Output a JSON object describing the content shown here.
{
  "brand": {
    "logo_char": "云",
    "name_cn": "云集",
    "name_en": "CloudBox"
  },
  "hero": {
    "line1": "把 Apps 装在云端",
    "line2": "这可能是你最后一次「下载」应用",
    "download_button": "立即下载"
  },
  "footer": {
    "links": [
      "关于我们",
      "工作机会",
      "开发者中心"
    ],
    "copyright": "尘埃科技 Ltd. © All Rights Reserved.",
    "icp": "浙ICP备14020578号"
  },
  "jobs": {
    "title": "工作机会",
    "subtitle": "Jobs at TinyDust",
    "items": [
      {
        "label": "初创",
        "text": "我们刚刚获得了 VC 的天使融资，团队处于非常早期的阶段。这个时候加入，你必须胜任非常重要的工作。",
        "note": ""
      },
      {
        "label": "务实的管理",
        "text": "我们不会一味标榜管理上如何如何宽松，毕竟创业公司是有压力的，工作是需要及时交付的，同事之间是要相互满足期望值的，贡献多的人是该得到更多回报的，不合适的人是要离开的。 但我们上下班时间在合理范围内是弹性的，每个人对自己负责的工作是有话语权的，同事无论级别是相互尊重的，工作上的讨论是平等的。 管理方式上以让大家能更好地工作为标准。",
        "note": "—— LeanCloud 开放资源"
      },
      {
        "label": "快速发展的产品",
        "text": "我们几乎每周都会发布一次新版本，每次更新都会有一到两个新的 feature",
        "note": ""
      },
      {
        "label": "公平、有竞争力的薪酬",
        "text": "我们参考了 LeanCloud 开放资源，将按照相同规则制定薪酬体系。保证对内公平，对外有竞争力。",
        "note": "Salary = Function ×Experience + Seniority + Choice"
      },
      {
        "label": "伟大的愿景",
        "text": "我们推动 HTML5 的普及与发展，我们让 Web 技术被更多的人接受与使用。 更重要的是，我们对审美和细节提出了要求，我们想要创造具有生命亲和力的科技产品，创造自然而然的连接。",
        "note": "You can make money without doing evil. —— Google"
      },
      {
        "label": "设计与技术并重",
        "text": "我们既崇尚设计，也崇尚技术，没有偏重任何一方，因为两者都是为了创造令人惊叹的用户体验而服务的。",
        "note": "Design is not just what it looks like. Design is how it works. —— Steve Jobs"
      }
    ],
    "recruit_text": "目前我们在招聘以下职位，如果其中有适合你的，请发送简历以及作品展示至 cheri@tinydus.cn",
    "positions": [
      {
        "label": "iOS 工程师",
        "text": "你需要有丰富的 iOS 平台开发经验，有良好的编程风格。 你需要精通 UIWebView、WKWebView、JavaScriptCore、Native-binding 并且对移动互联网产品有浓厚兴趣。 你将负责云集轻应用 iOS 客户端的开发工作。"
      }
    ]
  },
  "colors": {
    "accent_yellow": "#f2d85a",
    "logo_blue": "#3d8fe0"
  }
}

============================================================

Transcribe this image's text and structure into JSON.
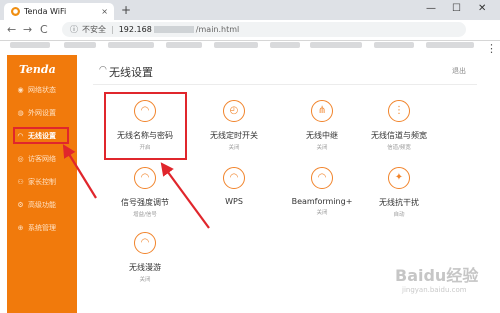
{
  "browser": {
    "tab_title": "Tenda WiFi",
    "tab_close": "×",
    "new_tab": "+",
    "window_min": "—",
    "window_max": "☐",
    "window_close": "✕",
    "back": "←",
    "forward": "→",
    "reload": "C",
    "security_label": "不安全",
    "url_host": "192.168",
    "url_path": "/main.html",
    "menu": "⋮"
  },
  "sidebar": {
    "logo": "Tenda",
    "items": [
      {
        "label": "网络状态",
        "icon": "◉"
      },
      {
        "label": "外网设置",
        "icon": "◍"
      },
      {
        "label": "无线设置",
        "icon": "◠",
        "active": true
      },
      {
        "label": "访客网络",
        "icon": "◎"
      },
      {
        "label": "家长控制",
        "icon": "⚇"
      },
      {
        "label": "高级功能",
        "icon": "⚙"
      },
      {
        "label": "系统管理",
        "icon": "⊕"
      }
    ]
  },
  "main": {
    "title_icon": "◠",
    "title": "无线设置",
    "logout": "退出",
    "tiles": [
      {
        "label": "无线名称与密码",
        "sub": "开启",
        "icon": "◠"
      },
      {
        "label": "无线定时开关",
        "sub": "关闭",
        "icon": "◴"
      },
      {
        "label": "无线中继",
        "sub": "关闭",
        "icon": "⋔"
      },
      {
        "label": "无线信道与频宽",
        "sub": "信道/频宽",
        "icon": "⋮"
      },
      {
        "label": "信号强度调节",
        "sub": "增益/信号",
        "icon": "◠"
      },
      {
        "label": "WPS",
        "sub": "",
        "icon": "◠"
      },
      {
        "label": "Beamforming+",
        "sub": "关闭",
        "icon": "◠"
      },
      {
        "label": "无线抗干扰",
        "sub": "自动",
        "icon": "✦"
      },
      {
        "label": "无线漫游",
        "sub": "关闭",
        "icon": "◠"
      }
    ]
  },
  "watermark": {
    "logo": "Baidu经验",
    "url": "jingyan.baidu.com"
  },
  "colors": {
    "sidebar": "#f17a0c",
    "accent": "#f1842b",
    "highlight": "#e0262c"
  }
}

============================================================

Task details »
Gather up the lines that contain the word "note".

Exercise answer »
        "note": ""
        "note": "—— LeanCloud 开放资源"
        "note": ""
        "note": "Salary = Function ×Experience + Seniority + Choice"
        "note": "You can make money without doing evil. —— Google"
        "note": "Design is not just what it looks like. Design is how it works. —— Steve Jobs"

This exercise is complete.